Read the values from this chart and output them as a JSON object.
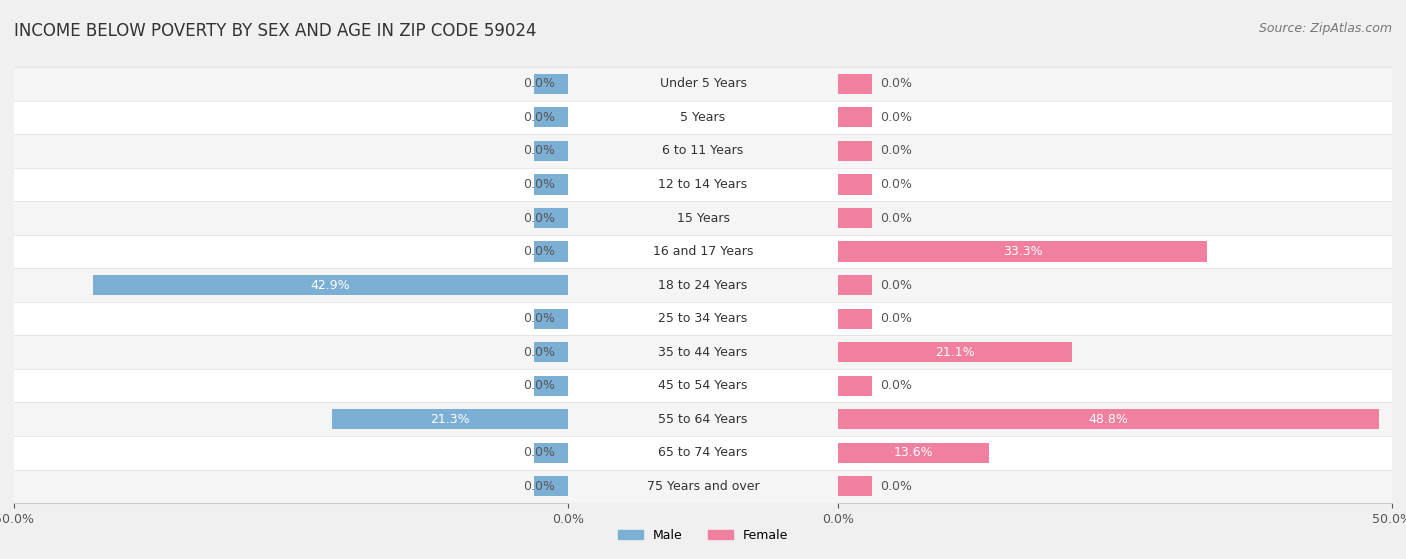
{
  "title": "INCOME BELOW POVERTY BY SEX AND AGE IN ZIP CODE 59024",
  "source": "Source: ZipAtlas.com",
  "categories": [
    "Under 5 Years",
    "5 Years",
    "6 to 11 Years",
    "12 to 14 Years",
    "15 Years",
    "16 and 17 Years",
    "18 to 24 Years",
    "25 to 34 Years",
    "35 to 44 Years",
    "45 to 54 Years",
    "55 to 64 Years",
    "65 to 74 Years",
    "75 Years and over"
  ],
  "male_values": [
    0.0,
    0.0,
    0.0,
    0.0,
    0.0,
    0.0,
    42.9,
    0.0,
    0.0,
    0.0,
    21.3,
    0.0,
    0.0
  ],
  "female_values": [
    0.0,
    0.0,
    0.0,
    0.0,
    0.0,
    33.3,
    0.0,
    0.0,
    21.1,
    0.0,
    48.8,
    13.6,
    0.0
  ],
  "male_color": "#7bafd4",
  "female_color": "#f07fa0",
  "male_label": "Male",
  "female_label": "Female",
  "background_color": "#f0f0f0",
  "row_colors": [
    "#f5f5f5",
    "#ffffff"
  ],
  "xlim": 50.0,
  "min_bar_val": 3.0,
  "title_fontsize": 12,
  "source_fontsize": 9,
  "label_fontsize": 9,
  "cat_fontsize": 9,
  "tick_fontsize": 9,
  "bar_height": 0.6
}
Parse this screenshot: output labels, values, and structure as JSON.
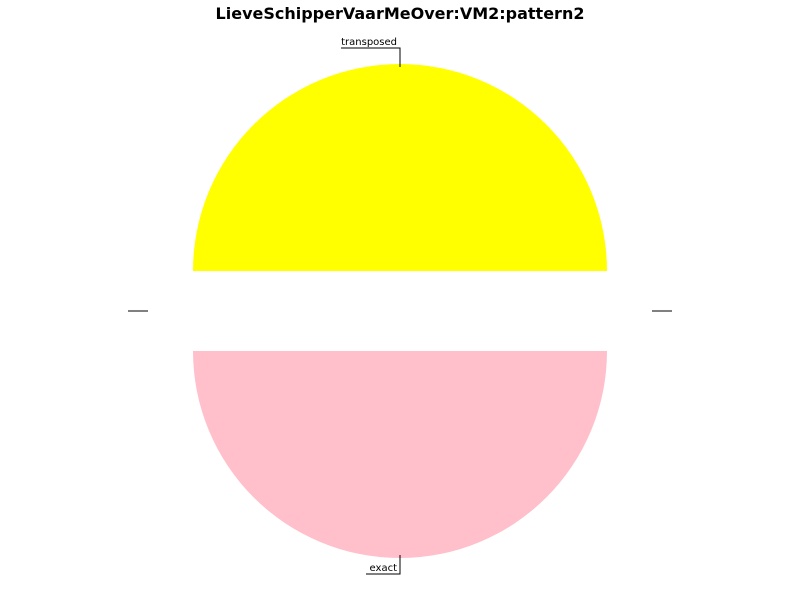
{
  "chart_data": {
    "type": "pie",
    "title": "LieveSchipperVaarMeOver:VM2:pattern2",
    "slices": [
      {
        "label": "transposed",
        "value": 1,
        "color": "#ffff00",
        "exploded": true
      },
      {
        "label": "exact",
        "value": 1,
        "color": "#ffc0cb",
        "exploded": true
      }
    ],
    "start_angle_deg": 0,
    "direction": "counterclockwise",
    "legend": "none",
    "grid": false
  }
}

#####

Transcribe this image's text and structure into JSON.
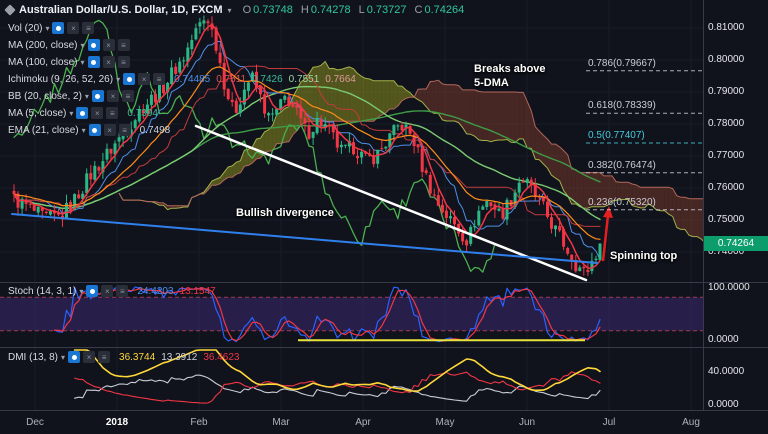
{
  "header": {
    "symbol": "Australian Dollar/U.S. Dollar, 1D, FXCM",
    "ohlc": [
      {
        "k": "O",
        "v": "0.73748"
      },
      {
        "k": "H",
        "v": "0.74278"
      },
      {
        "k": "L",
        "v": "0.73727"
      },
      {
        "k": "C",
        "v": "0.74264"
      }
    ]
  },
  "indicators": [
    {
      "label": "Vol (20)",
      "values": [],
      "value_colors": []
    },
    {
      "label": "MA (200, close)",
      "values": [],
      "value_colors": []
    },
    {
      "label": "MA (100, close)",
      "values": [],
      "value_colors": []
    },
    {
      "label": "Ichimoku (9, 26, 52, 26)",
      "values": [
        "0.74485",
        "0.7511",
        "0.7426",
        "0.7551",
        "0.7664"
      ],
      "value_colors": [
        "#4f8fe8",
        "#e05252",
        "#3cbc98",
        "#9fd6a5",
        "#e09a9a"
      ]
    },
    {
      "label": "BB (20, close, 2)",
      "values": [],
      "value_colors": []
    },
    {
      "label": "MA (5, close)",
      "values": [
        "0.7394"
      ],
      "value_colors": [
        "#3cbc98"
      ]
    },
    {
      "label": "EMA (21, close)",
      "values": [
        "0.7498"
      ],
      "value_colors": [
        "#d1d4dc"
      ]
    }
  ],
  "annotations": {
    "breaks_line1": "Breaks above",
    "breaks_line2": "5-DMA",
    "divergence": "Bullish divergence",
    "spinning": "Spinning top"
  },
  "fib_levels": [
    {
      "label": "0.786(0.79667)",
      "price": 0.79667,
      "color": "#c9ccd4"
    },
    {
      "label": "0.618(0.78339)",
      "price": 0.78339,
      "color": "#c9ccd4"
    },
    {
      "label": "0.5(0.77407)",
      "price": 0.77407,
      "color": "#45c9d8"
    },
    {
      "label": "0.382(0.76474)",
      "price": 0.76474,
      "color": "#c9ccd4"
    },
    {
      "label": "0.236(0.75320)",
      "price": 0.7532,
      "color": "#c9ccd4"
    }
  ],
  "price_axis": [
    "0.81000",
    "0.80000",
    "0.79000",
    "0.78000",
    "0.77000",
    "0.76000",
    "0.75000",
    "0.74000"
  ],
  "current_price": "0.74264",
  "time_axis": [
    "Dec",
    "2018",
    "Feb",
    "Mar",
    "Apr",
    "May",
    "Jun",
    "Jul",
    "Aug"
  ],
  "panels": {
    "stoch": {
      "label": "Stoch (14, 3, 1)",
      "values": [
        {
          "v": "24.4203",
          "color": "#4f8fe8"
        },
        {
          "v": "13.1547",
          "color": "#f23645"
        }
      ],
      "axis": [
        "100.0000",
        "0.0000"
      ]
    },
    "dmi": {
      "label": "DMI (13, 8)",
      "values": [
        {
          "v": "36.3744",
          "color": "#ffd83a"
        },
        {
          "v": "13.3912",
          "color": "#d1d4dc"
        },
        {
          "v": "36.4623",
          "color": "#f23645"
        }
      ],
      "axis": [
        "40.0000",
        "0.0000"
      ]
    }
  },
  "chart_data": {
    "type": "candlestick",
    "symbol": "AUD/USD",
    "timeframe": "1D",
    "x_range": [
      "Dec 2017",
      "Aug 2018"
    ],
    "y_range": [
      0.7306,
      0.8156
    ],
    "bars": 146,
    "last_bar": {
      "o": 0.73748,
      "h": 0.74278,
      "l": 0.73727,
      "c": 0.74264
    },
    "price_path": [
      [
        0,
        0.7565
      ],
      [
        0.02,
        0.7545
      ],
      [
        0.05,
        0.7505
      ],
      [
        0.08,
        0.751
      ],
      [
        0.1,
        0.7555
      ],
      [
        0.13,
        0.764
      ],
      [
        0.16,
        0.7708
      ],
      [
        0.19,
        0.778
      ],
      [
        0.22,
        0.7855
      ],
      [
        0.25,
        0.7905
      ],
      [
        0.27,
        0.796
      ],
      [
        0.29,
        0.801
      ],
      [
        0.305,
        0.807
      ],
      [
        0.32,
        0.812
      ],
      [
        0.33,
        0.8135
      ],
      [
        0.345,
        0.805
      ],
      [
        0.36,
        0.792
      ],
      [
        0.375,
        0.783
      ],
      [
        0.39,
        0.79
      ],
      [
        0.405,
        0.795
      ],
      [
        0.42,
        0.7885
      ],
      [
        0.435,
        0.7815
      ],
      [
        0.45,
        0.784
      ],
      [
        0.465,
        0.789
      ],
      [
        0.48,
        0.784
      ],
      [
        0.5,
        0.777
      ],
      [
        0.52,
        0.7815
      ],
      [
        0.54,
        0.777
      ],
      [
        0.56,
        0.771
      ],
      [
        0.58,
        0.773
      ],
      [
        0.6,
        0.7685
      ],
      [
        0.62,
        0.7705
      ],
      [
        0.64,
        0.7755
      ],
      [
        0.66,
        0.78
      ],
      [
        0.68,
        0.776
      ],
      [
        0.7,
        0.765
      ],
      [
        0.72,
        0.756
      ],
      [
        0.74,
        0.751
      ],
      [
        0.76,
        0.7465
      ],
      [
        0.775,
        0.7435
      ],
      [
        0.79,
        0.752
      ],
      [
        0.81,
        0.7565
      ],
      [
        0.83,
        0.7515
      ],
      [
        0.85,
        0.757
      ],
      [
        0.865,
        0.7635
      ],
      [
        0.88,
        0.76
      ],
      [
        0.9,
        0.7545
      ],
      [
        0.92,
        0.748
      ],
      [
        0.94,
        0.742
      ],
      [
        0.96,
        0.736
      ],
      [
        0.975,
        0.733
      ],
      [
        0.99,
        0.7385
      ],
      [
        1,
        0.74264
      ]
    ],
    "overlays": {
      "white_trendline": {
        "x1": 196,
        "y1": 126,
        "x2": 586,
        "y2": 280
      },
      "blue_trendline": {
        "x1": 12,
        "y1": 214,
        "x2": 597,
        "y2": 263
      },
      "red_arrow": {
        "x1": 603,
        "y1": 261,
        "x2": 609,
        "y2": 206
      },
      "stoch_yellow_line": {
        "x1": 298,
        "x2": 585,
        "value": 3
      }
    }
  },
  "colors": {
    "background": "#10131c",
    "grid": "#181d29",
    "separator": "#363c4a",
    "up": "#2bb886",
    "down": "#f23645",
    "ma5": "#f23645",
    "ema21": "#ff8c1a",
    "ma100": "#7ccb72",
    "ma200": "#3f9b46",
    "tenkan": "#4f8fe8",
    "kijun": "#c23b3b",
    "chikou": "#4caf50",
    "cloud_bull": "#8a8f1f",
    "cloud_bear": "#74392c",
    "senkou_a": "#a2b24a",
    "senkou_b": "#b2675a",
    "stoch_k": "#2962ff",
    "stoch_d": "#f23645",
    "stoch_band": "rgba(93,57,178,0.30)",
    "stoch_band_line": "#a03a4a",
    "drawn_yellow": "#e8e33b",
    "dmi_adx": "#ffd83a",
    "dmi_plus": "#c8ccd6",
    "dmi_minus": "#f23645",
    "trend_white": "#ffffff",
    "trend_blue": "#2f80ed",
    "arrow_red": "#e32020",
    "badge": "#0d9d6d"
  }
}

#####

In the entries above, locate every line with the word "JSON" and copy it.

Read the values from this chart and output them as a JSON object.
Parse this screenshot: output labels, values, and structure as JSON.
Transcribe this image's text and structure into JSON.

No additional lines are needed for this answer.